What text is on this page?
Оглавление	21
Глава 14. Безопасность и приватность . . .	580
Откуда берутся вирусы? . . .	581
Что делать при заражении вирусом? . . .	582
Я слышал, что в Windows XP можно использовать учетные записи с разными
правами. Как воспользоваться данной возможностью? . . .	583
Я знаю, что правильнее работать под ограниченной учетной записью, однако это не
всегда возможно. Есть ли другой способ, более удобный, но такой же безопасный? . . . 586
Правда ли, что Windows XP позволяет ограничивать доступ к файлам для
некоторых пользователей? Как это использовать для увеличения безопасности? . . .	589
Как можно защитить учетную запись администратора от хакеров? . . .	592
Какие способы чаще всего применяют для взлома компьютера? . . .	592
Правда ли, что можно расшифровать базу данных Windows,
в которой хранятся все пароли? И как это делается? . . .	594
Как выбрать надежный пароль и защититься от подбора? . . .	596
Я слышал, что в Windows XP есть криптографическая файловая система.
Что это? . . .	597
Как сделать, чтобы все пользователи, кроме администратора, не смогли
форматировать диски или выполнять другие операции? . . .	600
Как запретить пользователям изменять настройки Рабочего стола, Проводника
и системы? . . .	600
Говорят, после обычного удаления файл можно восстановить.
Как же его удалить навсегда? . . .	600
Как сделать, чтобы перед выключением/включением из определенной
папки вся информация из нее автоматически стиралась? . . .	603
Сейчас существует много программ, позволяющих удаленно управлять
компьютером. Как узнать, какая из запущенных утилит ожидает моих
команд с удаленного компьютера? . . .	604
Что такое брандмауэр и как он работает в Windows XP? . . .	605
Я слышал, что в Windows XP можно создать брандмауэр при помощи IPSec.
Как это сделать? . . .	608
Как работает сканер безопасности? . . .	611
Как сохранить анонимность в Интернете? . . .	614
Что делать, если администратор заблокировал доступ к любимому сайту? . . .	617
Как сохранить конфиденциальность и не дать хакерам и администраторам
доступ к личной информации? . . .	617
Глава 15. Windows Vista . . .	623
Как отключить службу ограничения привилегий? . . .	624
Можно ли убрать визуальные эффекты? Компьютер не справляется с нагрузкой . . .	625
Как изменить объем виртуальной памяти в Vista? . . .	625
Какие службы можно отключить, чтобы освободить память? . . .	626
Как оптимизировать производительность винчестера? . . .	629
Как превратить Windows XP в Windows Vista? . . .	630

========

* [Directive]: Pull out every line of the entries that includes the word "сохранить".

* [Written reply]:
Как сохранить анонимность в Интернете? . . .	614
Как сохранить конфиденциальность и не дать хакерам и администраторам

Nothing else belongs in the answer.